Print the items line for line, from the first line through the line containing "legend-label: Nucifer: [448, 152, 490, 161]", with that line included.

::::::::::

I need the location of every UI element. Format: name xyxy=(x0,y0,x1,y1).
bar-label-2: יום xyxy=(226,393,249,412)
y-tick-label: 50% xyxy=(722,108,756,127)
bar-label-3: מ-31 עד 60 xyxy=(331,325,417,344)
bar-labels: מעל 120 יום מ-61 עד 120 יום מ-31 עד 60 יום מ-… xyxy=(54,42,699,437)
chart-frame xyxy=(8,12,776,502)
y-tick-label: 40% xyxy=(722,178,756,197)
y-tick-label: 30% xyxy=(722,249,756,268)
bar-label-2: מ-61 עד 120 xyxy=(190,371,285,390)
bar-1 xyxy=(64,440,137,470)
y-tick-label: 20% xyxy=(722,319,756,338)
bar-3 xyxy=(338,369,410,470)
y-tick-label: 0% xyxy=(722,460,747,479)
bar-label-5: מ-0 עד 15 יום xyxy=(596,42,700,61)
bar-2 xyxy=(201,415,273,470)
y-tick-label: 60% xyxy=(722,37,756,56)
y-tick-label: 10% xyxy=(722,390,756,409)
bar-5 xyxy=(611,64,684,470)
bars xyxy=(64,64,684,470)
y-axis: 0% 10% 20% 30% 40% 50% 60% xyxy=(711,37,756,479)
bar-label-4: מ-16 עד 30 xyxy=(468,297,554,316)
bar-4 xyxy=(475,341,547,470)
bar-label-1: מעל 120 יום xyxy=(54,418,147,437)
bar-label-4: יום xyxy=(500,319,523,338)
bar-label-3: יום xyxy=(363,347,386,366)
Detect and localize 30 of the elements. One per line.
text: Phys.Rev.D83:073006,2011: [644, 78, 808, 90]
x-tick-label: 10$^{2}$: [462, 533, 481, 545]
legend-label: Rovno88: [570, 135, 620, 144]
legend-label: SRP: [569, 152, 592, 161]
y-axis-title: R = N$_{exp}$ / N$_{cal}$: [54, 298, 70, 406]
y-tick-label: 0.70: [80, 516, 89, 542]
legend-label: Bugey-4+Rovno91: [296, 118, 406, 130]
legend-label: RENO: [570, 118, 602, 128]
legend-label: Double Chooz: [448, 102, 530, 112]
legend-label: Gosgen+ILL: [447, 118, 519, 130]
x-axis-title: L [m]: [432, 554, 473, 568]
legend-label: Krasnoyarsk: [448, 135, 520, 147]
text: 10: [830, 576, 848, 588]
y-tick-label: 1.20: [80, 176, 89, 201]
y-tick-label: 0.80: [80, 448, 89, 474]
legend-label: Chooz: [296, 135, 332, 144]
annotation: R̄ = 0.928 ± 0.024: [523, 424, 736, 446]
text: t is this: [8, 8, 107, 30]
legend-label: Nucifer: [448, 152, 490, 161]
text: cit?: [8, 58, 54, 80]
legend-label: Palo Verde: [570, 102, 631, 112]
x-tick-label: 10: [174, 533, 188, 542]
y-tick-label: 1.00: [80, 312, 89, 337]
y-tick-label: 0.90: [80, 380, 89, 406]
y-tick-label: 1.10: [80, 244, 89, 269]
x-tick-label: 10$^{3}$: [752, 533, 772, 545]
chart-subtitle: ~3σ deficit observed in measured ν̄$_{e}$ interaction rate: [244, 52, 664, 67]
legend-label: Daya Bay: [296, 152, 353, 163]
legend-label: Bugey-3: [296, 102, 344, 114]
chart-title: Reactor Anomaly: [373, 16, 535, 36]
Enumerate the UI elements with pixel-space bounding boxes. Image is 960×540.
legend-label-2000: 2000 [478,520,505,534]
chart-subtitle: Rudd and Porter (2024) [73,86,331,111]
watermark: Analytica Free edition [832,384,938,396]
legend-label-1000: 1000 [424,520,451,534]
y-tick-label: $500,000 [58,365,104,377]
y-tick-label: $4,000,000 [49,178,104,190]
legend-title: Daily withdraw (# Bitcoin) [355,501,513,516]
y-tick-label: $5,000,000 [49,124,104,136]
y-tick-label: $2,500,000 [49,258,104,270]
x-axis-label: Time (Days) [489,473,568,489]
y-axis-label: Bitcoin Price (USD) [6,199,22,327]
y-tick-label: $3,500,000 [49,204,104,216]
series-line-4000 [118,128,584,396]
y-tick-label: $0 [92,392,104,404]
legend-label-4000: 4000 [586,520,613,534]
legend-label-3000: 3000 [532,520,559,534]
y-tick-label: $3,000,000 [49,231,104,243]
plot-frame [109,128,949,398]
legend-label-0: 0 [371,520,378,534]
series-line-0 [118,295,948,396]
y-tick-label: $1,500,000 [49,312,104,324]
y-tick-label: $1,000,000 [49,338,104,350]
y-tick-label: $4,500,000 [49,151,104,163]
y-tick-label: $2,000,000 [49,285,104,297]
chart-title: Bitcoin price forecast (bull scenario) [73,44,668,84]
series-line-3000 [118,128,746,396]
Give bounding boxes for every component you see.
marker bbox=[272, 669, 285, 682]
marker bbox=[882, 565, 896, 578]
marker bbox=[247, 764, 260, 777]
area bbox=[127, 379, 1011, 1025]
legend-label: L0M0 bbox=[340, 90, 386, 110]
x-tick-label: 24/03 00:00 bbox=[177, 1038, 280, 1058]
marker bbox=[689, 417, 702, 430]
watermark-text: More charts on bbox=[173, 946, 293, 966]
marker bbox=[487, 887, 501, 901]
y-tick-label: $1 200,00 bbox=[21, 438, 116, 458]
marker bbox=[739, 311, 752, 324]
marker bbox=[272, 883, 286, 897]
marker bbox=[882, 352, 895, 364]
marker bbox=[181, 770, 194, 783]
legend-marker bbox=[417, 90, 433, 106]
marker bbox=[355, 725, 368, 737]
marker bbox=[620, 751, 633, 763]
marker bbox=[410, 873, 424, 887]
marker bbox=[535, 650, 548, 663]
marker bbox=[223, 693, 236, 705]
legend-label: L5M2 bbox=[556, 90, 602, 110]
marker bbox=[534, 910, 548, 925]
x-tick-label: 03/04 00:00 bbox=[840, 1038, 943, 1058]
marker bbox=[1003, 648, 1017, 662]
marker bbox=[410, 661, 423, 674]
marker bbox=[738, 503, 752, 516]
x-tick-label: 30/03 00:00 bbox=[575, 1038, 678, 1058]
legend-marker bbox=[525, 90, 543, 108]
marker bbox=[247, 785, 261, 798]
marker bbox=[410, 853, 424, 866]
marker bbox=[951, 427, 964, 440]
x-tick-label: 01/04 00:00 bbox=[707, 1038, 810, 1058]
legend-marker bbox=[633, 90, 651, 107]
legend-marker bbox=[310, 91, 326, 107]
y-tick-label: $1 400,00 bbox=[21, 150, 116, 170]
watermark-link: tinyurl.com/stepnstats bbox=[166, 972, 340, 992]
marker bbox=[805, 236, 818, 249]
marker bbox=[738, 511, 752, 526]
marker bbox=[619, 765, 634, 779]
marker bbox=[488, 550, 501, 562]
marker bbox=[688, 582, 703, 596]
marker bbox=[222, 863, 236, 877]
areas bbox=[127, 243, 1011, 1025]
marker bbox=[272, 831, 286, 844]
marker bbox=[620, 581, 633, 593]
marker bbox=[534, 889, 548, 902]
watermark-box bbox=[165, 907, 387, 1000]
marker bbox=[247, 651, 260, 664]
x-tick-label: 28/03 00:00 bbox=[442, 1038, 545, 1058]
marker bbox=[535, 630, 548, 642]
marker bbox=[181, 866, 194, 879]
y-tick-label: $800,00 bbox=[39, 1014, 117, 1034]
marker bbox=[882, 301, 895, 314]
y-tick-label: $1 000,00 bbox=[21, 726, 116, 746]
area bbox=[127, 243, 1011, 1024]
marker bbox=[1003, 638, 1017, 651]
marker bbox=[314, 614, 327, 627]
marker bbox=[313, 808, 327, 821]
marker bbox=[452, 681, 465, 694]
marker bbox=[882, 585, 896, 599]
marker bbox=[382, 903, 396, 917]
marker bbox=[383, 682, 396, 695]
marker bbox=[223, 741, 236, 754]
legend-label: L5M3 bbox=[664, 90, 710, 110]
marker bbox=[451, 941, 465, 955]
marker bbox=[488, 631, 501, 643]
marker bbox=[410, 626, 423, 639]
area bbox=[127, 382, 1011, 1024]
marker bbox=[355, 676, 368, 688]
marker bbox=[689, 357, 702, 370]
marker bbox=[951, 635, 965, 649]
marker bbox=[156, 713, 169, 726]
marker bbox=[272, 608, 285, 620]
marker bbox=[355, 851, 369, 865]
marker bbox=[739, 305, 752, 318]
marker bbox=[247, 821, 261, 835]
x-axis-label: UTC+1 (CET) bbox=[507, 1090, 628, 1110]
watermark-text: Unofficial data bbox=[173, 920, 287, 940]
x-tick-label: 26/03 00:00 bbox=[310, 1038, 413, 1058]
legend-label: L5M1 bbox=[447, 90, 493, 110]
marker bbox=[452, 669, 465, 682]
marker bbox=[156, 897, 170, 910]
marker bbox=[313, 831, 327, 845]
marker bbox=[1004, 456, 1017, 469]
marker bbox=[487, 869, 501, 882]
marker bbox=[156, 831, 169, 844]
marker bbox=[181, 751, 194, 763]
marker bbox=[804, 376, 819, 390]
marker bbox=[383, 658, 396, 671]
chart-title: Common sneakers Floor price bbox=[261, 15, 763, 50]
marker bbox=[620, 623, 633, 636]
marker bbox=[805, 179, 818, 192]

::::::::::

§ **RESULT FOR THIS EXERCISE**:
I need the location of every UI element. Format: name xyxy=(x0,y0,x1,y1).
bar-label-2: יום xyxy=(226,393,249,412)
y-tick-label: 50% xyxy=(722,108,756,127)
bar-label-3: מ-31 עד 60 xyxy=(331,325,417,344)
bar-labels: מעל 120 יום מ-61 עד 120 יום מ-31 עד 60 יום מ-… xyxy=(54,42,699,437)
chart-frame xyxy=(8,12,776,502)
y-tick-label: 40% xyxy=(722,178,756,197)
y-tick-label: 30% xyxy=(722,249,756,268)
bar-label-2: מ-61 עד 120 xyxy=(190,371,285,390)
bar-1 xyxy=(64,440,137,470)
y-tick-label: 20% xyxy=(722,319,756,338)
bar-3 xyxy=(338,369,410,470)
y-tick-label: 0% xyxy=(722,460,747,479)
bar-label-5: מ-0 עד 15 יום xyxy=(596,42,700,61)
bar-2 xyxy=(201,415,273,470)
y-tick-label: 60% xyxy=(722,37,756,56)
y-tick-label: 10% xyxy=(722,390,756,409)
bar-5 xyxy=(611,64,684,470)
bars xyxy=(64,64,684,470)
y-axis: 0% 10% 20% 30% 40% 50% 60% xyxy=(711,37,756,479)
bar-label-4: מ-16 עד 30 xyxy=(468,297,554,316)
bar-4 xyxy=(475,341,547,470)
bar-label-1: מעל 120 יום xyxy=(54,418,147,437)
bar-label-4: יום xyxy=(500,319,523,338)
bar-label-3: יום xyxy=(363,347,386,366)
Detect and localize 30 of the elements. One per line.
text: Phys.Rev.D83:073006,2011: [644, 78, 808, 90]
x-tick-label: 10$^{2}$: [462, 533, 481, 545]
legend-label: Rovno88: [570, 135, 620, 144]
legend-label: SRP: [569, 152, 592, 161]
y-axis-title: R = N$_{exp}$ / N$_{cal}$: [54, 298, 70, 406]
y-tick-label: 0.70: [80, 516, 89, 542]
legend-label: Bugey-4+Rovno91: [296, 118, 406, 130]
legend-label: RENO: [570, 118, 602, 128]
legend-label: Double Chooz: [448, 102, 530, 112]
legend-label: Gosgen+ILL: [447, 118, 519, 130]
x-axis-title: L [m]: [432, 554, 473, 568]
legend-label: Krasnoyarsk: [448, 135, 520, 147]
text: 10: [830, 576, 848, 588]
y-tick-label: 1.20: [80, 176, 89, 201]
y-tick-label: 0.80: [80, 448, 89, 474]
legend-label: Chooz: [296, 135, 332, 144]
annotation: R̄ = 0.928 ± 0.024: [523, 424, 736, 446]
text: t is this: [8, 8, 107, 30]
legend-label: Nucifer: [448, 152, 490, 161]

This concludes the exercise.